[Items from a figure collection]
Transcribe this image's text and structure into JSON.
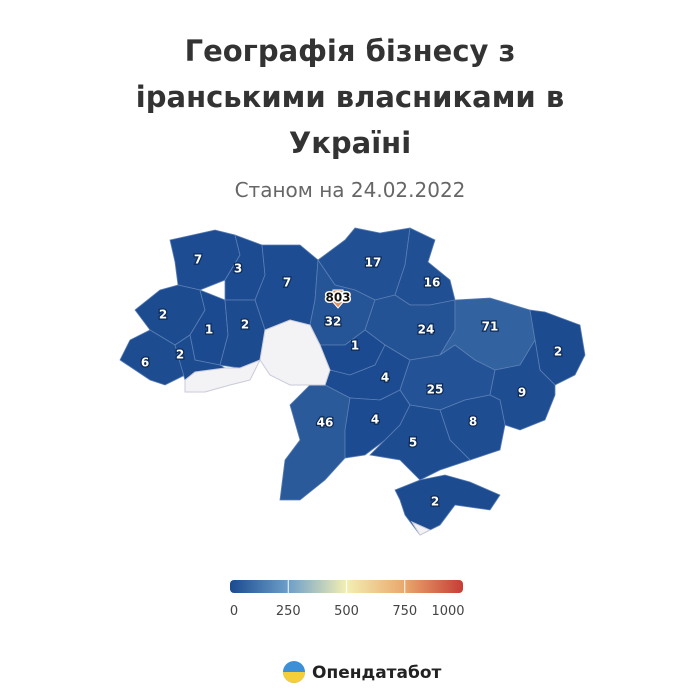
{
  "title": "Географія бізнесу з іранськими власниками в Україні",
  "subtitle": "Станом на 24.02.2022",
  "map": {
    "values": [
      7,
      3,
      7,
      17,
      16,
      803,
      32,
      2,
      1,
      2,
      24,
      71,
      2,
      6,
      2,
      1,
      4,
      25,
      9,
      46,
      4,
      8,
      5,
      2
    ]
  },
  "color_scale": {
    "range": [
      0,
      1000
    ],
    "ticks": [
      0,
      250,
      500,
      750,
      1000
    ],
    "colors": [
      "#1b4a90",
      "#6d9fc9",
      "#f3efb2",
      "#e9a76c",
      "#c63d36"
    ]
  },
  "logo": {
    "text": "Опендатабот"
  }
}
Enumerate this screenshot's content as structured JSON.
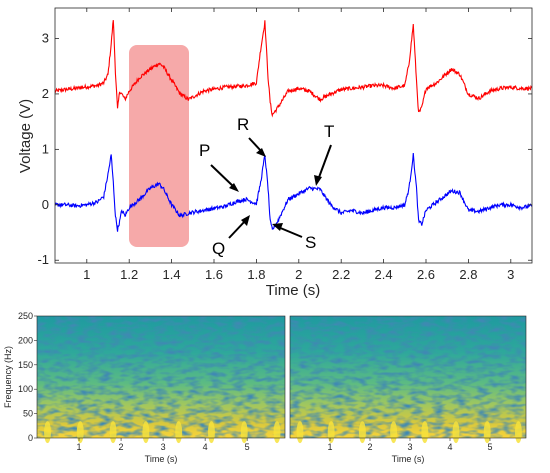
{
  "chart_data": [
    {
      "type": "line",
      "xlabel": "Time (s)",
      "ylabel": "Voltage (V)",
      "xlim": [
        0.85,
        3.1
      ],
      "ylim": [
        -1.05,
        3.55
      ],
      "xticks": [
        1,
        1.2,
        1.4,
        1.6,
        1.8,
        2,
        2.2,
        2.4,
        2.6,
        2.8,
        3
      ],
      "yticks": [
        -1,
        0,
        1,
        2,
        3
      ],
      "grid": false,
      "series": [
        {
          "color": "#ff0000",
          "x": [
            0.85,
            0.9,
            0.95,
            1.0,
            1.05,
            1.08,
            1.1,
            1.115,
            1.125,
            1.135,
            1.145,
            1.155,
            1.165,
            1.18,
            1.2,
            1.25,
            1.3,
            1.34,
            1.36,
            1.4,
            1.44,
            1.48,
            1.55,
            1.65,
            1.75,
            1.8,
            1.82,
            1.84,
            1.855,
            1.865,
            1.875,
            1.9,
            1.95,
            2.0,
            2.05,
            2.1,
            2.15,
            2.2,
            2.25,
            2.3,
            2.35,
            2.4,
            2.45,
            2.5,
            2.52,
            2.54,
            2.555,
            2.565,
            2.58,
            2.6,
            2.65,
            2.72,
            2.76,
            2.8,
            2.85,
            2.9,
            2.95,
            3.0,
            3.05,
            3.1
          ],
          "y": [
            2.05,
            2.08,
            2.1,
            2.13,
            2.15,
            2.2,
            2.35,
            2.9,
            3.35,
            2.4,
            1.72,
            2.05,
            2.0,
            1.9,
            2.05,
            2.3,
            2.45,
            2.55,
            2.5,
            2.25,
            2.0,
            1.9,
            2.05,
            2.12,
            2.15,
            2.2,
            2.8,
            3.3,
            2.3,
            1.85,
            1.62,
            1.75,
            2.05,
            2.1,
            2.05,
            1.9,
            2.0,
            2.08,
            2.1,
            2.12,
            2.15,
            2.15,
            2.1,
            2.15,
            2.55,
            3.25,
            2.25,
            1.65,
            1.75,
            2.1,
            2.2,
            2.45,
            2.35,
            2.0,
            1.92,
            2.05,
            2.1,
            2.12,
            2.1,
            2.1
          ]
        },
        {
          "color": "#0000ff",
          "x": [
            0.85,
            0.9,
            0.95,
            1.0,
            1.05,
            1.08,
            1.1,
            1.115,
            1.125,
            1.135,
            1.145,
            1.155,
            1.165,
            1.18,
            1.2,
            1.25,
            1.3,
            1.34,
            1.36,
            1.4,
            1.44,
            1.48,
            1.55,
            1.65,
            1.7,
            1.75,
            1.8,
            1.82,
            1.84,
            1.855,
            1.865,
            1.875,
            1.9,
            1.95,
            2.0,
            2.05,
            2.1,
            2.15,
            2.2,
            2.25,
            2.3,
            2.35,
            2.4,
            2.45,
            2.5,
            2.52,
            2.54,
            2.555,
            2.565,
            2.58,
            2.6,
            2.65,
            2.72,
            2.76,
            2.8,
            2.85,
            2.9,
            2.95,
            3.0,
            3.05,
            3.1
          ],
          "y": [
            0.0,
            0.0,
            -0.02,
            0.0,
            0.05,
            0.15,
            0.55,
            0.9,
            0.4,
            -0.2,
            -0.45,
            -0.3,
            -0.1,
            -0.2,
            -0.05,
            0.1,
            0.3,
            0.38,
            0.3,
            0.0,
            -0.2,
            -0.15,
            -0.1,
            -0.03,
            0.05,
            0.1,
            0.02,
            0.4,
            0.9,
            0.3,
            -0.3,
            -0.45,
            -0.3,
            0.1,
            0.2,
            0.3,
            0.28,
            0.0,
            -0.15,
            -0.1,
            -0.15,
            -0.1,
            -0.05,
            -0.05,
            0.0,
            0.3,
            0.9,
            0.3,
            -0.3,
            -0.35,
            -0.1,
            0.05,
            0.25,
            0.22,
            -0.1,
            -0.12,
            -0.05,
            0.0,
            0.0,
            -0.05,
            -0.02
          ]
        }
      ],
      "annotations": [
        "P",
        "R",
        "T",
        "Q",
        "S"
      ]
    },
    {
      "type": "heatmap",
      "xlabel": "Time (s)",
      "ylabel": "Frequency (Hz)",
      "xticks": [
        1,
        2,
        3,
        4,
        5
      ],
      "yticks": [
        0,
        50,
        100,
        150,
        200,
        250
      ],
      "xlim": [
        0,
        5.9
      ],
      "ylim": [
        0,
        250
      ]
    },
    {
      "type": "heatmap",
      "xlabel": "Time (s)",
      "xticks": [
        1,
        2,
        3,
        4,
        5
      ],
      "xlim": [
        0,
        5.9
      ],
      "ylim": [
        0,
        250
      ]
    }
  ],
  "labels": {
    "top_xlabel": "Time (s)",
    "top_ylabel": "Voltage (V)",
    "spec_xlabel_left": "Time (s)",
    "spec_xlabel_right": "Time (s)",
    "spec_ylabel": "Frequency (Hz)",
    "wave_p": "P",
    "wave_r": "R",
    "wave_t": "T",
    "wave_q": "Q",
    "wave_s": "S"
  },
  "colors": {
    "highlight": "#f59a9a",
    "ecg_top": "#ff0000",
    "ecg_bottom": "#0000ff"
  }
}
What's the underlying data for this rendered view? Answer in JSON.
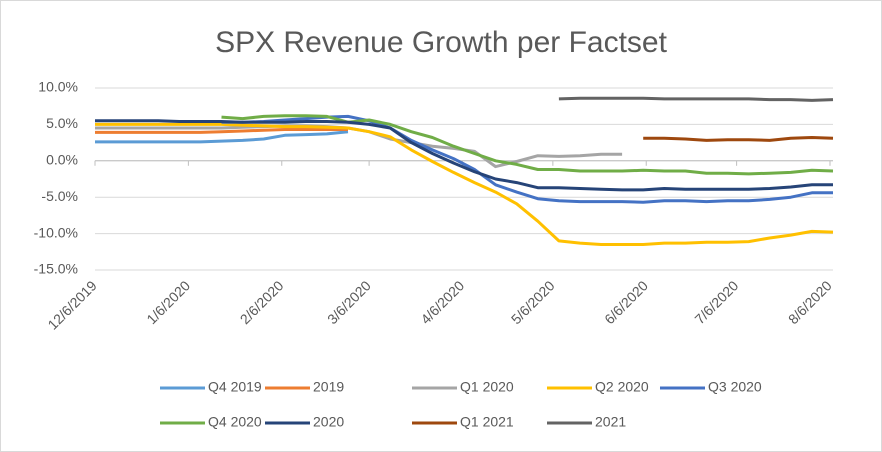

The request: Write the listing above out again exactly, dropping each image.

Result:
Transcribe this image's text and structure into JSON.
{
  "title": "Географія бізнесу з іранськими власниками в Україні",
  "subtitle": "Станом на 24.02.2022",
  "map": {
    "values": [
      7,
      3,
      7,
      17,
      16,
      803,
      32,
      2,
      1,
      2,
      24,
      71,
      2,
      6,
      2,
      1,
      4,
      25,
      9,
      46,
      4,
      8,
      5,
      2
    ]
  },
  "color_scale": {
    "range": [
      0,
      1000
    ],
    "ticks": [
      0,
      250,
      500,
      750,
      1000
    ],
    "colors": [
      "#1b4a90",
      "#6d9fc9",
      "#f3efb2",
      "#e9a76c",
      "#c63d36"
    ]
  },
  "logo": {
    "text": "Опендатабот"
  }
}
Enumerate this screenshot's content as structured JSON.
{
  "chart_data": [
    {
      "type": "line",
      "xlabel": "Time (s)",
      "ylabel": "Voltage (V)",
      "xlim": [
        0.85,
        3.1
      ],
      "ylim": [
        -1.05,
        3.55
      ],
      "xticks": [
        1,
        1.2,
        1.4,
        1.6,
        1.8,
        2,
        2.2,
        2.4,
        2.6,
        2.8,
        3
      ],
      "yticks": [
        -1,
        0,
        1,
        2,
        3
      ],
      "grid": false,
      "series": [
        {
          "color": "#ff0000",
          "x": [
            0.85,
            0.9,
            0.95,
            1.0,
            1.05,
            1.08,
            1.1,
            1.115,
            1.125,
            1.135,
            1.145,
            1.155,
            1.165,
            1.18,
            1.2,
            1.25,
            1.3,
            1.34,
            1.36,
            1.4,
            1.44,
            1.48,
            1.55,
            1.65,
            1.75,
            1.8,
            1.82,
            1.84,
            1.855,
            1.865,
            1.875,
            1.9,
            1.95,
            2.0,
            2.05,
            2.1,
            2.15,
            2.2,
            2.25,
            2.3,
            2.35,
            2.4,
            2.45,
            2.5,
            2.52,
            2.54,
            2.555,
            2.565,
            2.58,
            2.6,
            2.65,
            2.72,
            2.76,
            2.8,
            2.85,
            2.9,
            2.95,
            3.0,
            3.05,
            3.1
          ],
          "y": [
            2.05,
            2.08,
            2.1,
            2.13,
            2.15,
            2.2,
            2.35,
            2.9,
            3.35,
            2.4,
            1.72,
            2.05,
            2.0,
            1.9,
            2.05,
            2.3,
            2.45,
            2.55,
            2.5,
            2.25,
            2.0,
            1.9,
            2.05,
            2.12,
            2.15,
            2.2,
            2.8,
            3.3,
            2.3,
            1.85,
            1.62,
            1.75,
            2.05,
            2.1,
            2.05,
            1.9,
            2.0,
            2.08,
            2.1,
            2.12,
            2.15,
            2.15,
            2.1,
            2.15,
            2.55,
            3.25,
            2.25,
            1.65,
            1.75,
            2.1,
            2.2,
            2.45,
            2.35,
            2.0,
            1.92,
            2.05,
            2.1,
            2.12,
            2.1,
            2.1
          ]
        },
        {
          "color": "#0000ff",
          "x": [
            0.85,
            0.9,
            0.95,
            1.0,
            1.05,
            1.08,
            1.1,
            1.115,
            1.125,
            1.135,
            1.145,
            1.155,
            1.165,
            1.18,
            1.2,
            1.25,
            1.3,
            1.34,
            1.36,
            1.4,
            1.44,
            1.48,
            1.55,
            1.65,
            1.7,
            1.75,
            1.8,
            1.82,
            1.84,
            1.855,
            1.865,
            1.875,
            1.9,
            1.95,
            2.0,
            2.05,
            2.1,
            2.15,
            2.2,
            2.25,
            2.3,
            2.35,
            2.4,
            2.45,
            2.5,
            2.52,
            2.54,
            2.555,
            2.565,
            2.58,
            2.6,
            2.65,
            2.72,
            2.76,
            2.8,
            2.85,
            2.9,
            2.95,
            3.0,
            3.05,
            3.1
          ],
          "y": [
            0.0,
            0.0,
            -0.02,
            0.0,
            0.05,
            0.15,
            0.55,
            0.9,
            0.4,
            -0.2,
            -0.45,
            -0.3,
            -0.1,
            -0.2,
            -0.05,
            0.1,
            0.3,
            0.38,
            0.3,
            0.0,
            -0.2,
            -0.15,
            -0.1,
            -0.03,
            0.05,
            0.1,
            0.02,
            0.4,
            0.9,
            0.3,
            -0.3,
            -0.45,
            -0.3,
            0.1,
            0.2,
            0.3,
            0.28,
            0.0,
            -0.15,
            -0.1,
            -0.15,
            -0.1,
            -0.05,
            -0.05,
            0.0,
            0.3,
            0.9,
            0.3,
            -0.3,
            -0.35,
            -0.1,
            0.05,
            0.25,
            0.22,
            -0.1,
            -0.12,
            -0.05,
            0.0,
            0.0,
            -0.05,
            -0.02
          ]
        }
      ],
      "annotations": [
        "P",
        "R",
        "T",
        "Q",
        "S"
      ]
    },
    {
      "type": "heatmap",
      "xlabel": "Time (s)",
      "ylabel": "Frequency (Hz)",
      "xticks": [
        1,
        2,
        3,
        4,
        5
      ],
      "yticks": [
        0,
        50,
        100,
        150,
        200,
        250
      ],
      "xlim": [
        0,
        5.9
      ],
      "ylim": [
        0,
        250
      ]
    },
    {
      "type": "heatmap",
      "xlabel": "Time (s)",
      "xticks": [
        1,
        2,
        3,
        4,
        5
      ],
      "xlim": [
        0,
        5.9
      ],
      "ylim": [
        0,
        250
      ]
    }
  ],
  "labels": {
    "top_xlabel": "Time (s)",
    "top_ylabel": "Voltage (V)",
    "spec_xlabel_left": "Time (s)",
    "spec_xlabel_right": "Time (s)",
    "spec_ylabel": "Frequency (Hz)",
    "wave_p": "P",
    "wave_r": "R",
    "wave_t": "T",
    "wave_q": "Q",
    "wave_s": "S"
  },
  "colors": {
    "highlight": "#f59a9a",
    "ecg_top": "#ff0000",
    "ecg_bottom": "#0000ff"
  }
}
What's the underlying data for this rendered view? Answer in JSON.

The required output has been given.